### Task goal
Quote word for word from the line holding "Read out every word on this page." to the last line below, including both, and omit any pictures.

(Lines of data)
'''

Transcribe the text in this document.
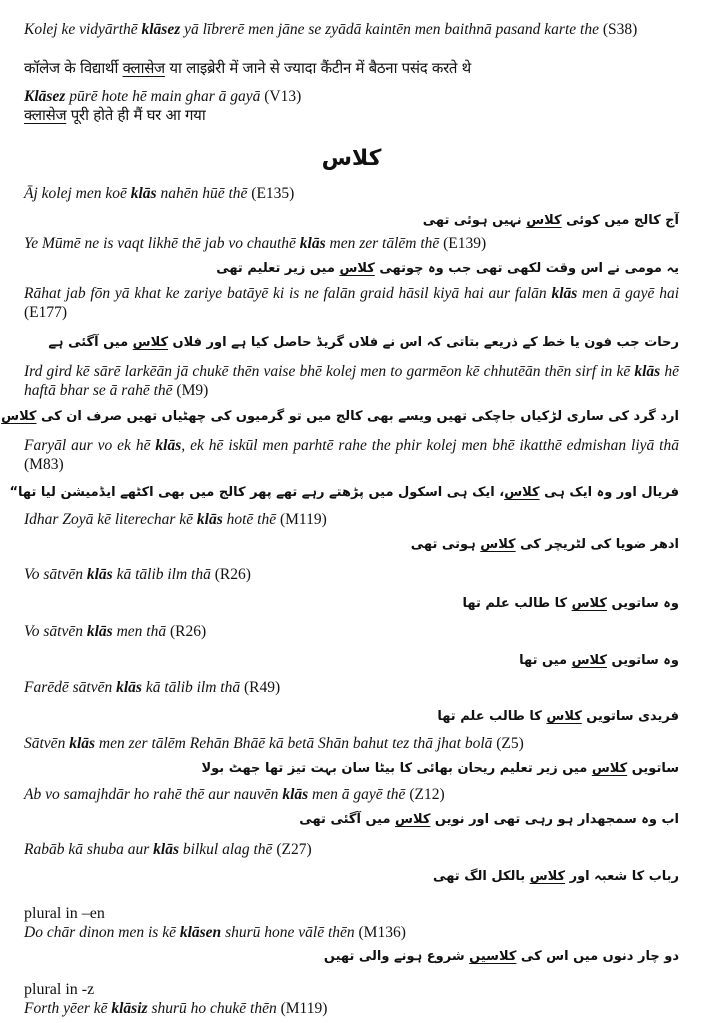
Kolej ke vidyārthē klāsez yā lībrerē men jāne se zyādā kaintēn men baithnā pasand karte the (S38)
कॉलेज के विद्यार्थी क्लासेज या लाइब्रेरी में जाने से ज्यादा कैंटीन में बैठना पसंद करते थे
Klāsez pūrē hote hē main ghar ā gayā (V13)
क्लासेज पूरी होते ही मैं घर आ गया
کلاس
Āj kolej men koē klās nahēn hūē thē (E135)
آج کالج میں کوئی کلاس نہیں ہوئی تھی
Ye Mūmē ne is vaqt likhē thē jab vo chauthē klās men zer tālēm thē (E139)
یہ مومی نے اس وقت لکھی تھی جب وہ چوتھی کلاس میں زیر تعلیم تھی
Rāhat jab fōn yā khat ke zariye batāyē ki is ne falān graid hāsil kiyā hai aur falān klās men ā gayē hai (E177)
رحات جب فون یا خط کے ذریعے بتاتی کہ اس نے فلاں گریڈ حاصل کیا ہے اور فلاں کلاس میں آگئی ہے
Ird gird kē sārē larkēān jā chukē thēn vaise bhē kolej men to garmēon kē chhutēān thēn sirf in kē klās hē haftā bhar se ā rahē thē (M9)
ارد گرد کی ساری لڑکیاں جاچکی تھیں ویسے بھی کالج میں تو گرمیوں کی چھٹیاں تھیں صرف ان کی کلاس
Faryāl aur vo ek hē klās, ek hē iskūl men parhtē rahe the phir kolej men bhē ikatthē edmishan liyā thā (M83)
فریال اور وہ ایک ہی کلاس، ایک ہی اسکول میں پڑھتے رہے تھے پھر کالج میں بھی اکٹھے ایڈمیشن لیا تھا“
Idhar Zoyā kē literechar kē klās hotē thē (M119)
ادھر ضویا کی لٹریچر کی کلاس ہوتی تھی
Vo sātvēn klās kā tālib ilm thā (R26)
وہ ساتویں کلاس کا طالب علم تھا
Vo sātvēn klās men thā (R26)
وہ ساتویں کلاس میں تھا
Farēdē sātvēn klās kā tālib ilm thā (R49)
فریدی ساتویں کلاس کا طالب علم تھا
Sātvēn klās men zer tālēm Rehān Bhāē kā betā Shān bahut tez thā jhat bolā (Z5)
ساتویں کلاس میں زیر تعلیم ریحان بھائی کا بیٹا سان بہت تیز تھا جھٹ بولا
Ab vo samajhdār ho rahē thē aur nauvēn klās men ā gayē thē (Z12)
اب وہ سمجھدار ہو رہی تھی اور نویں کلاس میں آگئی تھی
Rabāb kā shuba aur klās bilkul alag thē (Z27)
رباب کا شعبہ اور کلاس بالکل الگ تھی
plural in –en
Do chār dinon men is kē klāsen shurū hone vālē thēn (M136)
دو چار دنوں میں اس کی کلاسیں شروع ہونے والی تھیں
plural in -z
Forth yēer kē klāsiz shurū ho chukē thēn (M119)
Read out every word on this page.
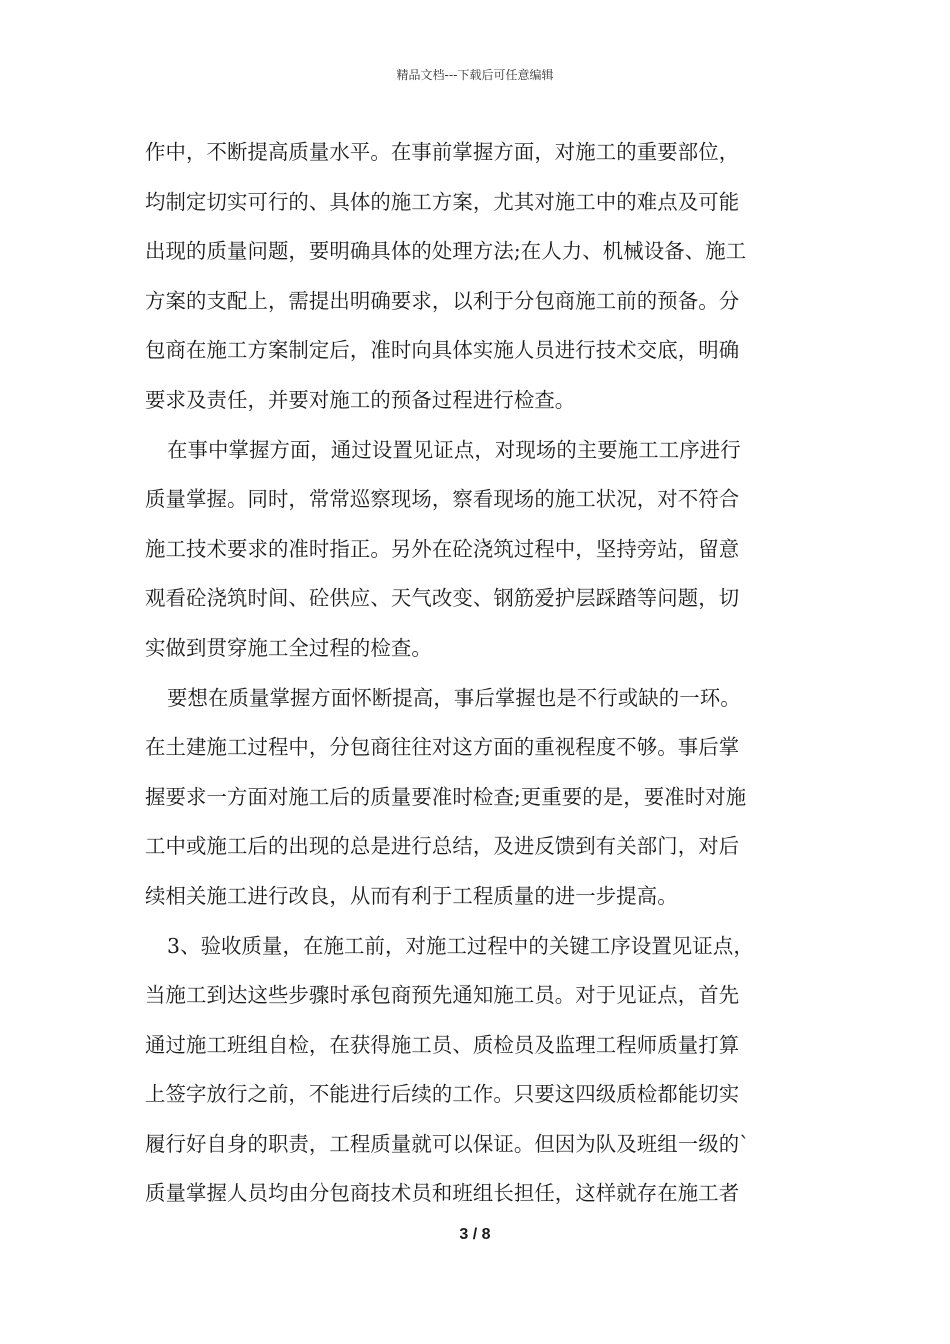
精品文档---下载后可任意编辑
作中，不断提高质量水平。在事前掌握方面，对施工的重要部位，
均制定切实可行的、具体的施工方案，尤其对施工中的难点及可能
出现的质量问题，要明确具体的处理方法;在人力、机械设备、施工
方案的支配上，需提出明确要求，以利于分包商施工前的预备。分
包商在施工方案制定后，准时向具体实施人员进行技术交底，明确
要求及责任，并要对施工的预备过程进行检查。
在事中掌握方面，通过设置见证点，对现场的主要施工工序进行
质量掌握。同时，常常巡察现场，察看现场的施工状况，对不符合
施工技术要求的准时指正。另外在砼浇筑过程中，坚持旁站，留意
观看砼浇筑时间、砼供应、天气改变、钢筋爱护层踩踏等问题，切
实做到贯穿施工全过程的检查。
要想在质量掌握方面怀断提高，事后掌握也是不行或缺的一环。
在土建施工过程中，分包商往往对这方面的重视程度不够。事后掌
握要求一方面对施工后的质量要准时检查;更重要的是，要准时对施
工中或施工后的出现的总是进行总结，及进反馈到有关部门，对后
续相关施工进行改良，从而有利于工程质量的进一步提高。
3、验收质量，在施工前，对施工过程中的关键工序设置见证点，
当施工到达这些步骤时承包商预先通知施工员。对于见证点，首先
通过施工班组自检，在获得施工员、质检员及监理工程师质量打算
上签字放行之前，不能进行后续的工作。只要这四级质检都能切实
履行好自身的职责，工程质量就可以保证。但因为队及班组一级的`
质量掌握人员均由分包商技术员和班组长担任，这样就存在施工者
3 / 8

'''

### Solution to the exercise
Read out every word on this page.
精品文档---下载后可任意编辑
作中，不断提高质量水平。在事前掌握方面，对施工的重要部位，
均制定切实可行的、具体的施工方案，尤其对施工中的难点及可能
出现的质量问题，要明确具体的处理方法;在人力、机械设备、施工
方案的支配上，需提出明确要求，以利于分包商施工前的预备。分
包商在施工方案制定后，准时向具体实施人员进行技术交底，明确
要求及责任，并要对施工的预备过程进行检查。
在事中掌握方面，通过设置见证点，对现场的主要施工工序进行
质量掌握。同时，常常巡察现场，察看现场的施工状况，对不符合
施工技术要求的准时指正。另外在砼浇筑过程中，坚持旁站，留意
观看砼浇筑时间、砼供应、天气改变、钢筋爱护层踩踏等问题，切
实做到贯穿施工全过程的检查。
要想在质量掌握方面怀断提高，事后掌握也是不行或缺的一环。
在土建施工过程中，分包商往往对这方面的重视程度不够。事后掌
握要求一方面对施工后的质量要准时检查;更重要的是，要准时对施
工中或施工后的出现的总是进行总结，及进反馈到有关部门，对后
续相关施工进行改良，从而有利于工程质量的进一步提高。
3、验收质量，在施工前，对施工过程中的关键工序设置见证点，
当施工到达这些步骤时承包商预先通知施工员。对于见证点，首先
通过施工班组自检，在获得施工员、质检员及监理工程师质量打算
上签字放行之前，不能进行后续的工作。只要这四级质检都能切实
履行好自身的职责，工程质量就可以保证。但因为队及班组一级的`
质量掌握人员均由分包商技术员和班组长担任，这样就存在施工者
3 / 8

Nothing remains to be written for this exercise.